# Task prompt
The answer must repeat every record exactly, with all pictures omitted.

[Information]

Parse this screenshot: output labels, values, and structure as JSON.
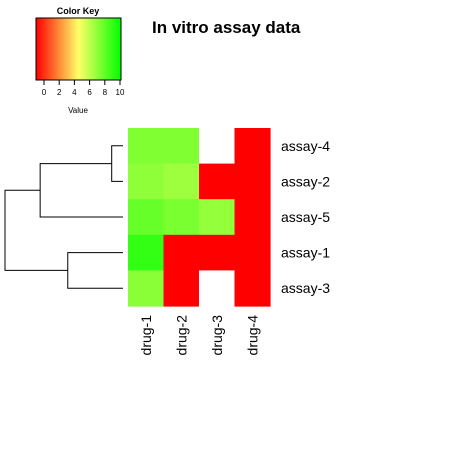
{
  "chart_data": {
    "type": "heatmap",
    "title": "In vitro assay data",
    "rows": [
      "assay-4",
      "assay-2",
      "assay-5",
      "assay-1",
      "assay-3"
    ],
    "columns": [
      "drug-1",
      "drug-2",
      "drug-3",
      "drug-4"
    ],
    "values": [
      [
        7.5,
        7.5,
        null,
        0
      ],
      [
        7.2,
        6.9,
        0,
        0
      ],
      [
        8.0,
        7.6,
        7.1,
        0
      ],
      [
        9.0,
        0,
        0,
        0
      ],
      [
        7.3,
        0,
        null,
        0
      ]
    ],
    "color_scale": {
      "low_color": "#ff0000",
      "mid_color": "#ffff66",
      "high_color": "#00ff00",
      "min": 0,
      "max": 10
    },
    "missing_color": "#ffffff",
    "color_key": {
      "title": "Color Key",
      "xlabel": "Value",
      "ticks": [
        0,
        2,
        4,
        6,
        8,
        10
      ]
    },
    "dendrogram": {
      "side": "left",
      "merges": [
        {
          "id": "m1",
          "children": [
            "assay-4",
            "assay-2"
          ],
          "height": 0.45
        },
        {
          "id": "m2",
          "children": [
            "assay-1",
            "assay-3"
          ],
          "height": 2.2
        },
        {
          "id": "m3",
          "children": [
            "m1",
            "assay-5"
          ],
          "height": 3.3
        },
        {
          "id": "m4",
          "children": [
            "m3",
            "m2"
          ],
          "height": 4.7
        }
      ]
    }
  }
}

[/Information]

# Problem solution
Parse this screenshot: output labels, values, and structure as JSON.
{
  "chart_data": {
    "type": "heatmap",
    "title": "In vitro assay data",
    "rows": [
      "assay-4",
      "assay-2",
      "assay-5",
      "assay-1",
      "assay-3"
    ],
    "columns": [
      "drug-1",
      "drug-2",
      "drug-3",
      "drug-4"
    ],
    "values": [
      [
        7.5,
        7.5,
        null,
        0
      ],
      [
        7.2,
        6.9,
        0,
        0
      ],
      [
        8.0,
        7.6,
        7.1,
        0
      ],
      [
        9.0,
        0,
        0,
        0
      ],
      [
        7.3,
        0,
        null,
        0
      ]
    ],
    "color_scale": {
      "low_color": "#ff0000",
      "mid_color": "#ffff66",
      "high_color": "#00ff00",
      "min": 0,
      "max": 10
    },
    "missing_color": "#ffffff",
    "color_key": {
      "title": "Color Key",
      "xlabel": "Value",
      "ticks": [
        0,
        2,
        4,
        6,
        8,
        10
      ]
    },
    "dendrogram": {
      "side": "left",
      "merges": [
        {
          "id": "m1",
          "children": [
            "assay-4",
            "assay-2"
          ],
          "height": 0.45
        },
        {
          "id": "m2",
          "children": [
            "assay-1",
            "assay-3"
          ],
          "height": 2.2
        },
        {
          "id": "m3",
          "children": [
            "m1",
            "assay-5"
          ],
          "height": 3.3
        },
        {
          "id": "m4",
          "children": [
            "m3",
            "m2"
          ],
          "height": 4.7
        }
      ]
    }
  }
}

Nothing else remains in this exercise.